------ DATA EXTRACT
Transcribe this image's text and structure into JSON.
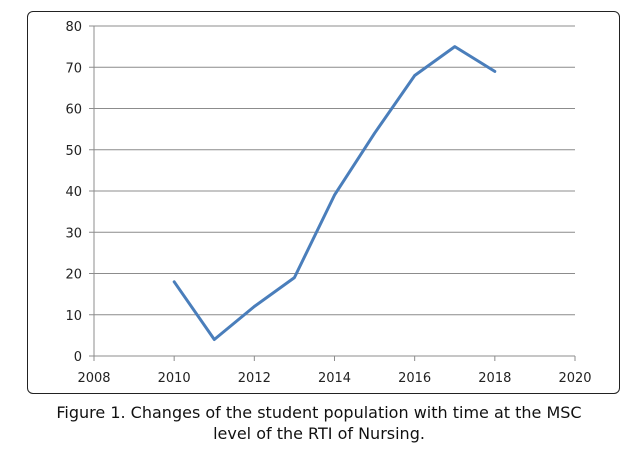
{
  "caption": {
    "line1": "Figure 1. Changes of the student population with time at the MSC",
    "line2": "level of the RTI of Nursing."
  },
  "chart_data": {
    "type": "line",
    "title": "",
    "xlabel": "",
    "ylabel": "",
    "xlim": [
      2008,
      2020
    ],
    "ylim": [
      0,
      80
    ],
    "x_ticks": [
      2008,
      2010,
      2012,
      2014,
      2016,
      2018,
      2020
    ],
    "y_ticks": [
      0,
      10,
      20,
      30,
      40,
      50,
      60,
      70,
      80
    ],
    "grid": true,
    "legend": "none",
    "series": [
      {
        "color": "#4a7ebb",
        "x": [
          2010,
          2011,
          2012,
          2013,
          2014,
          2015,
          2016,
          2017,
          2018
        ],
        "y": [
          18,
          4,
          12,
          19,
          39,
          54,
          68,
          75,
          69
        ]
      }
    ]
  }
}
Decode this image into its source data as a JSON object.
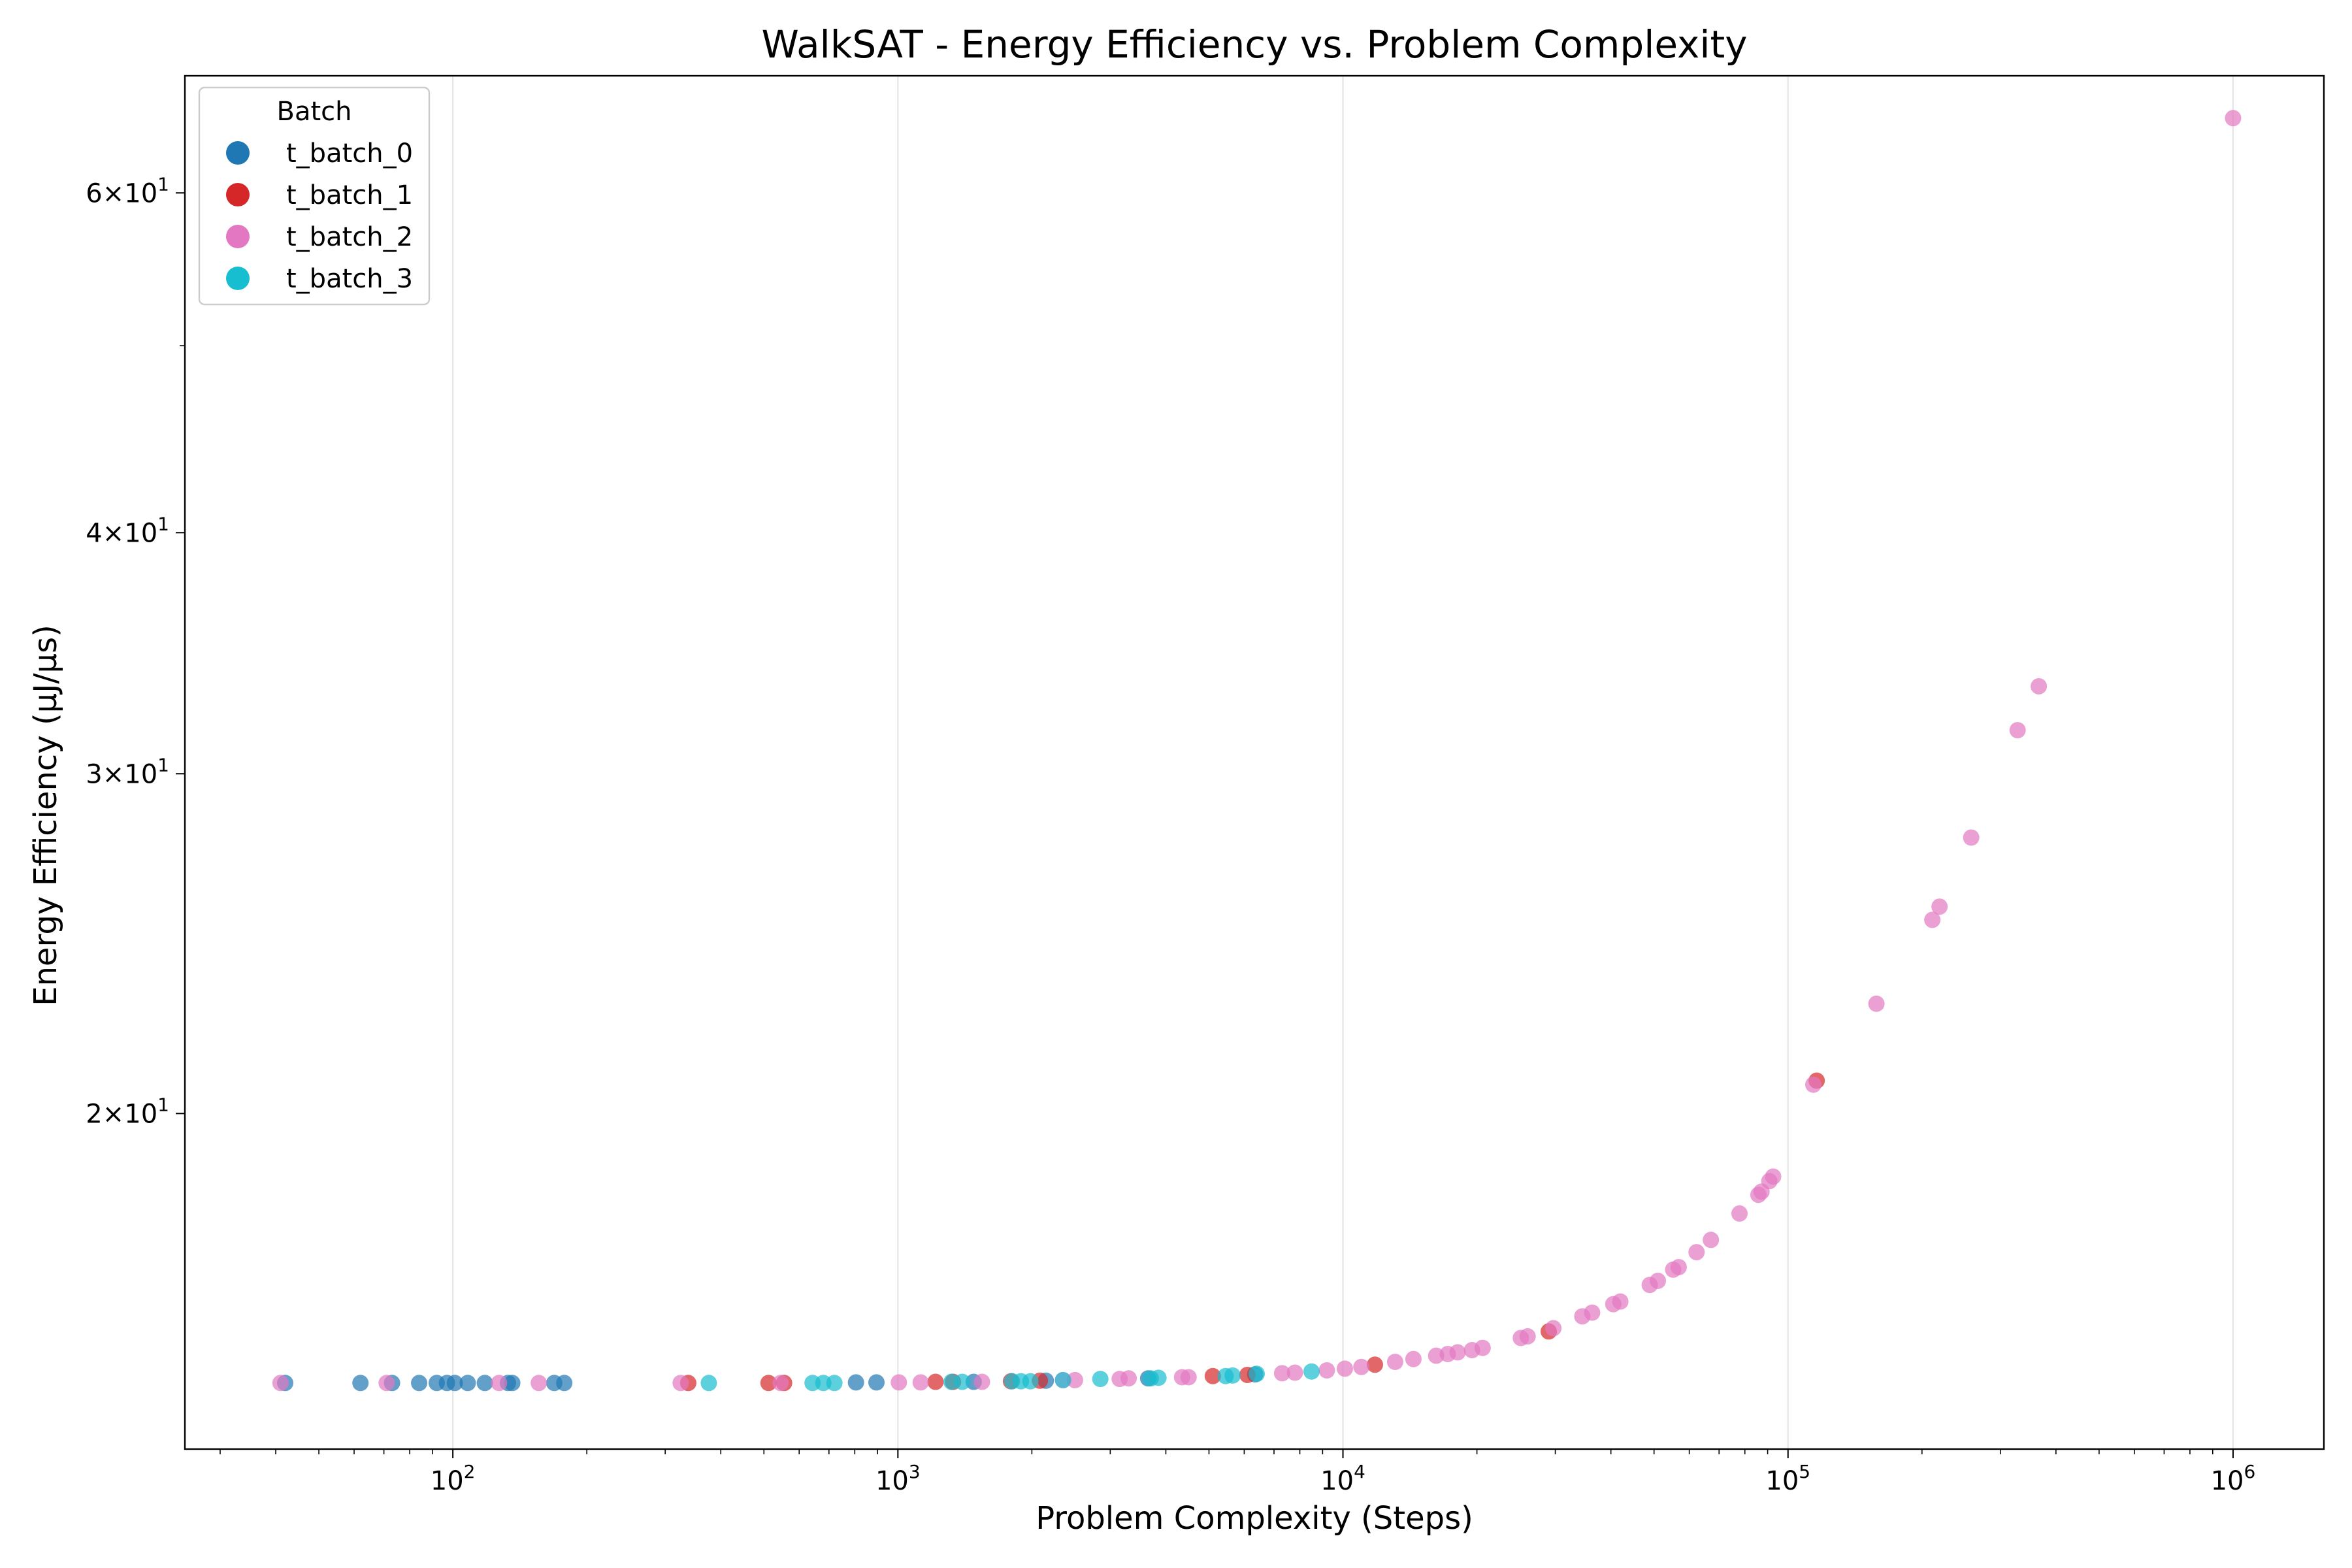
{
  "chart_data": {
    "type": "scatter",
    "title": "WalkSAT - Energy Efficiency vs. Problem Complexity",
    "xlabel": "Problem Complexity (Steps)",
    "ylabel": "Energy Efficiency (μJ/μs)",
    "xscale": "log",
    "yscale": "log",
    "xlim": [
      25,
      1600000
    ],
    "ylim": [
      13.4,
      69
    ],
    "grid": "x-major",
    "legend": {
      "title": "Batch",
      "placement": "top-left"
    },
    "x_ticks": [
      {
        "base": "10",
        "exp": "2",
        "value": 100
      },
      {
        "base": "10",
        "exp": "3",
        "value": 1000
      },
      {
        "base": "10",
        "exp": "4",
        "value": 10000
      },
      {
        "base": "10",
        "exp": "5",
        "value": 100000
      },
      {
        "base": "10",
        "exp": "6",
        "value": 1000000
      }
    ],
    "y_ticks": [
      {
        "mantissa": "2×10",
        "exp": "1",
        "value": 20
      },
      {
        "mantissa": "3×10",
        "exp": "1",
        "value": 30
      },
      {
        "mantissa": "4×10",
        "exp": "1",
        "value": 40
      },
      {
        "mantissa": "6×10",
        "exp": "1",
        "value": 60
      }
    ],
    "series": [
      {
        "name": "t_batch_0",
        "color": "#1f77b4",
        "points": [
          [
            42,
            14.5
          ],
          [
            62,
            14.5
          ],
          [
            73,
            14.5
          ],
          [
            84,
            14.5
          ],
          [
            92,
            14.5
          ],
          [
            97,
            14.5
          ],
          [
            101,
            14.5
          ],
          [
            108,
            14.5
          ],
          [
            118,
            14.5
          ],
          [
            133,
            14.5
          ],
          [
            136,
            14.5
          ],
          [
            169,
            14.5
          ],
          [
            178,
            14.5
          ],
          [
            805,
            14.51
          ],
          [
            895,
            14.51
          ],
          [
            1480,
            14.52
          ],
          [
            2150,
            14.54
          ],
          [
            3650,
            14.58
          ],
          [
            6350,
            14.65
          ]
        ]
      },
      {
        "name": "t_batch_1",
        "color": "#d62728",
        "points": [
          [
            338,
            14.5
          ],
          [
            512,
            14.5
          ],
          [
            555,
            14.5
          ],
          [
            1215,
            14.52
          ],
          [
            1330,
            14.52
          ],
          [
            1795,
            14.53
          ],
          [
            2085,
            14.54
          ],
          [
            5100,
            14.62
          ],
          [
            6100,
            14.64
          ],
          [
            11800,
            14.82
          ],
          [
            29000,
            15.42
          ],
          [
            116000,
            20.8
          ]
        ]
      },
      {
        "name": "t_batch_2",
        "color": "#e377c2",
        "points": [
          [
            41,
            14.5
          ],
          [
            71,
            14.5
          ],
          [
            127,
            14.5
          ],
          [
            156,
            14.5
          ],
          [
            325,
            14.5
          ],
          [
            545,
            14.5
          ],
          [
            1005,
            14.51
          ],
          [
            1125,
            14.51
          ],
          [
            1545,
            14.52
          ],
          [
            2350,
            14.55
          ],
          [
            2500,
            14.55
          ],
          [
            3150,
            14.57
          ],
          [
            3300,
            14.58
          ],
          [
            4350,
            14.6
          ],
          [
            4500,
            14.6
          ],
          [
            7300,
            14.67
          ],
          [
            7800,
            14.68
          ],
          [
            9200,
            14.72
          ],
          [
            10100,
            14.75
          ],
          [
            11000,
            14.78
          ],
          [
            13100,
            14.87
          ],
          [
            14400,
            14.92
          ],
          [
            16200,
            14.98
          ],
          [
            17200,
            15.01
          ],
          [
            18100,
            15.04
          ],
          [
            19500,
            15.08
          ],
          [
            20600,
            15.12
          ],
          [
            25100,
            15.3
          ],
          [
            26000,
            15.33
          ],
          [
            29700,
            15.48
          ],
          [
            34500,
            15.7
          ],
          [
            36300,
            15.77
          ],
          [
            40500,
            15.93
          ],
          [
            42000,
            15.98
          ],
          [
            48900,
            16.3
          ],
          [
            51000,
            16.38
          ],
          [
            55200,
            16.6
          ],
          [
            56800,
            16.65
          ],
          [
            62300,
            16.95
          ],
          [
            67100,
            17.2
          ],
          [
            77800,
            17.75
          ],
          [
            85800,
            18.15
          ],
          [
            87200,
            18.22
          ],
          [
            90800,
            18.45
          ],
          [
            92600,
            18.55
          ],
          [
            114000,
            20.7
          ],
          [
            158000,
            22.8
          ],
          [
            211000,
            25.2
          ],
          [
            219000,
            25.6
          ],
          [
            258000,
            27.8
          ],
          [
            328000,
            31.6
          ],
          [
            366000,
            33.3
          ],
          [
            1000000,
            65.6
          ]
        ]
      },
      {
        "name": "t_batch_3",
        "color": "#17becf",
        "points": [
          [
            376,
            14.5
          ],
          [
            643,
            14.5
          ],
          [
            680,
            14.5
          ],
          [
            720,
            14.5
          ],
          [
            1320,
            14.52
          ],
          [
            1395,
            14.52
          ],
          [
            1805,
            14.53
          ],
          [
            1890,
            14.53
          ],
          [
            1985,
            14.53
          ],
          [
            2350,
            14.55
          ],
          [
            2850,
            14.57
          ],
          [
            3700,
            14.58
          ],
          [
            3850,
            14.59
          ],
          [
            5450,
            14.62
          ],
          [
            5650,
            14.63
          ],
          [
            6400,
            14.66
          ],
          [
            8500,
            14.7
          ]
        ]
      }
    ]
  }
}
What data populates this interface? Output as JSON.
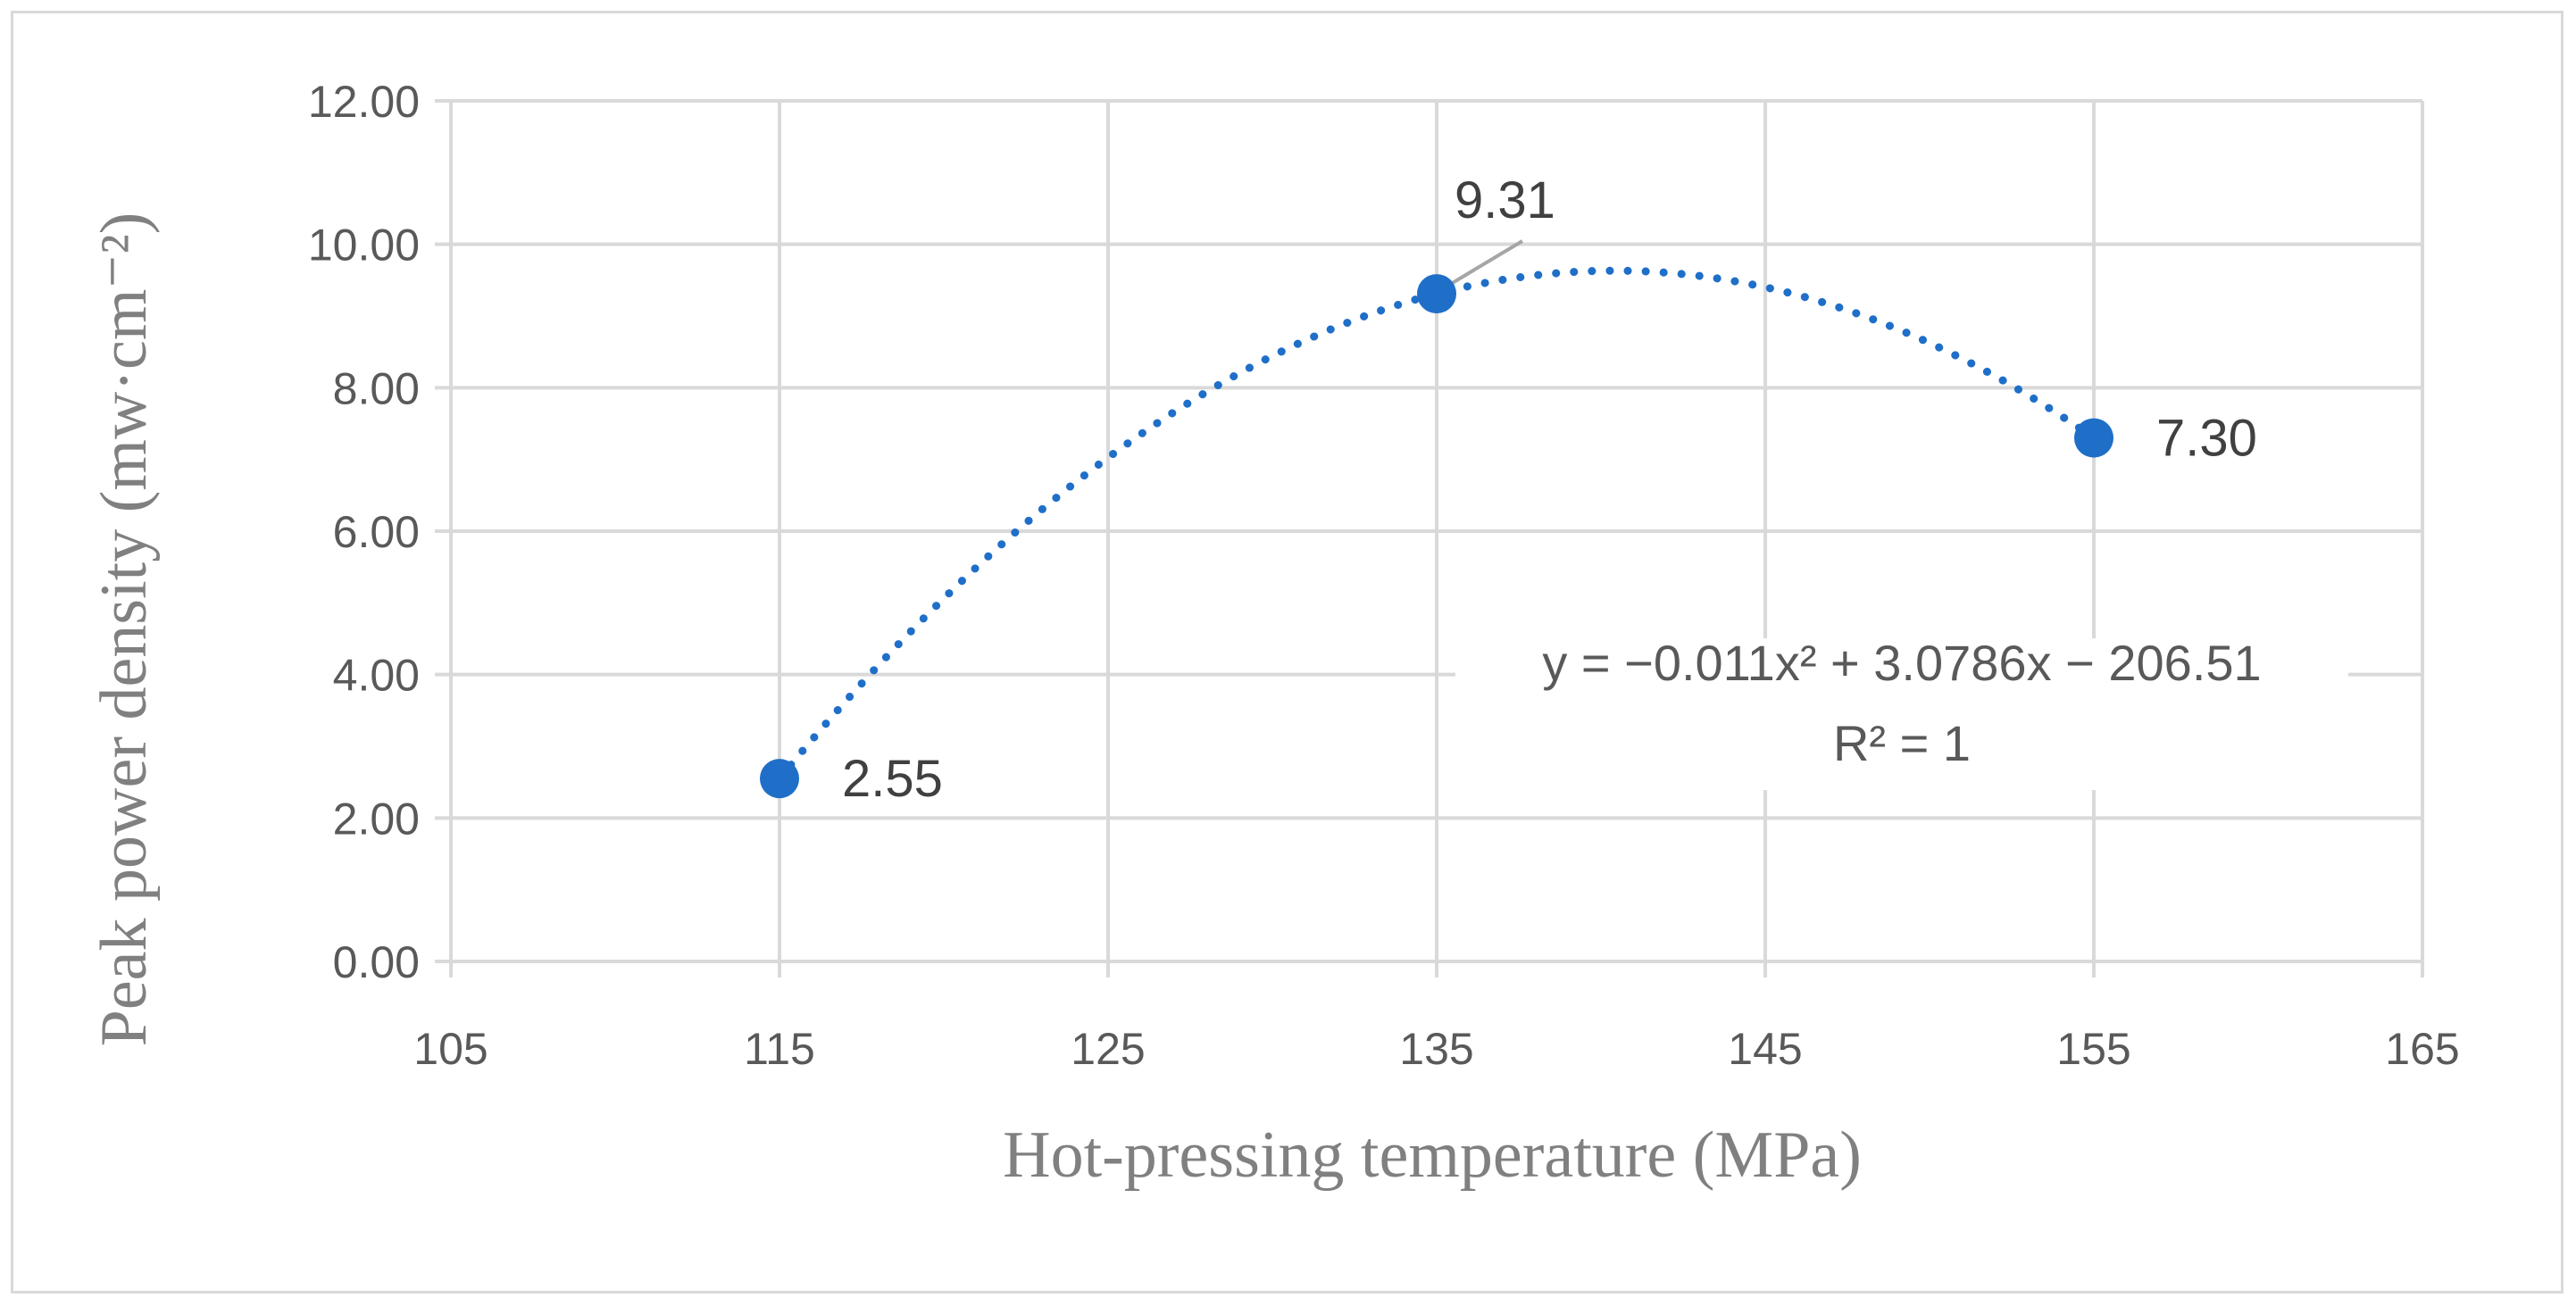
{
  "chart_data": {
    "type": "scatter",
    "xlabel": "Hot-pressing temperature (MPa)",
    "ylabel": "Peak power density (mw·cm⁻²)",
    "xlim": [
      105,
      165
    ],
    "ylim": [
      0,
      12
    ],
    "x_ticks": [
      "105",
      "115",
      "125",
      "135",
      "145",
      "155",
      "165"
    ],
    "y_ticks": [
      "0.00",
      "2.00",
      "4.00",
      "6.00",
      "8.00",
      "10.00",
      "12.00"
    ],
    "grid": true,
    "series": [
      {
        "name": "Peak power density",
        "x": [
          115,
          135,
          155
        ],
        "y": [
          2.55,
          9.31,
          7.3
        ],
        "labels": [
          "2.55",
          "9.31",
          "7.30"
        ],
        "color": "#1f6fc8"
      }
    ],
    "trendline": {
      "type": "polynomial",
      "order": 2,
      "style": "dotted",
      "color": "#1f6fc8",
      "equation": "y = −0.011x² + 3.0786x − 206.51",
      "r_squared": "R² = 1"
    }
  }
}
------------
[TASK PROMPT]: Identify each line holding the string "this", and copy it out.

[COMPLETED TASK]:
Transcribe this image's text and structure into JSON.
Decode this image into its source data as a JSON object.
What data populates this interface? Output as JSON.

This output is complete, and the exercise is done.